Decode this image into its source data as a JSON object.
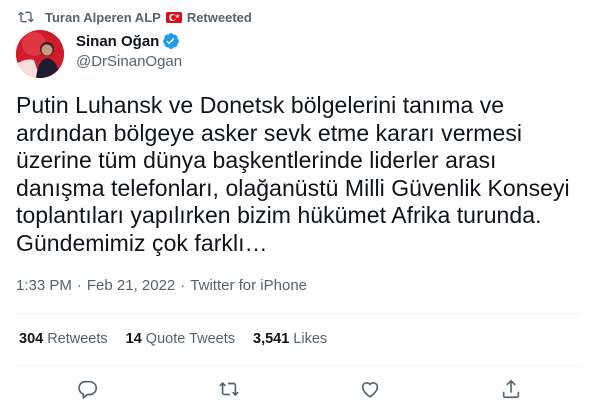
{
  "retweet_banner": {
    "name": "Turan Alperen ALP",
    "label": "Retweeted"
  },
  "author": {
    "display_name": "Sinan Oğan",
    "handle": "@DrSinanOgan"
  },
  "tweet": {
    "lines": [
      "Putin Luhansk ve Donetsk bölgelerini tanıma ve",
      "ardından bölgeye asker sevk etme kararı vermesi",
      "üzerine tüm dünya başkentlerinde liderler arası",
      "danışma telefonları, olağanüstü Milli Güvenlik Konseyi",
      "toplantıları yapılırken bizim hükümet Afrika turunda.",
      "Gündemimiz çok farklı…"
    ]
  },
  "meta": {
    "time": "1:33 PM",
    "separator": "·",
    "date": "Feb 21, 2022",
    "source": "Twitter for iPhone"
  },
  "stats": {
    "retweets_count": "304",
    "retweets_label": "Retweets",
    "quotes_count": "14",
    "quotes_label": "Quote Tweets",
    "likes_count": "3,541",
    "likes_label": "Likes"
  },
  "colors": {
    "text": "#0f1419",
    "secondary": "#536471",
    "verified": "#1d9bf0",
    "divider": "#eff3f4"
  },
  "icons": [
    "retweet-icon",
    "turkey-flag-icon",
    "verified-badge-icon",
    "reply-icon",
    "retweet-action-icon",
    "like-icon",
    "share-icon"
  ]
}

####################

*GIVEN REQUEST*. Using the material above, report each line where "source" occurs.

*EXERCISE RESPONSE*.
Decode this image into its source data as a JSON object.
    "source": "Twitter for iPhone"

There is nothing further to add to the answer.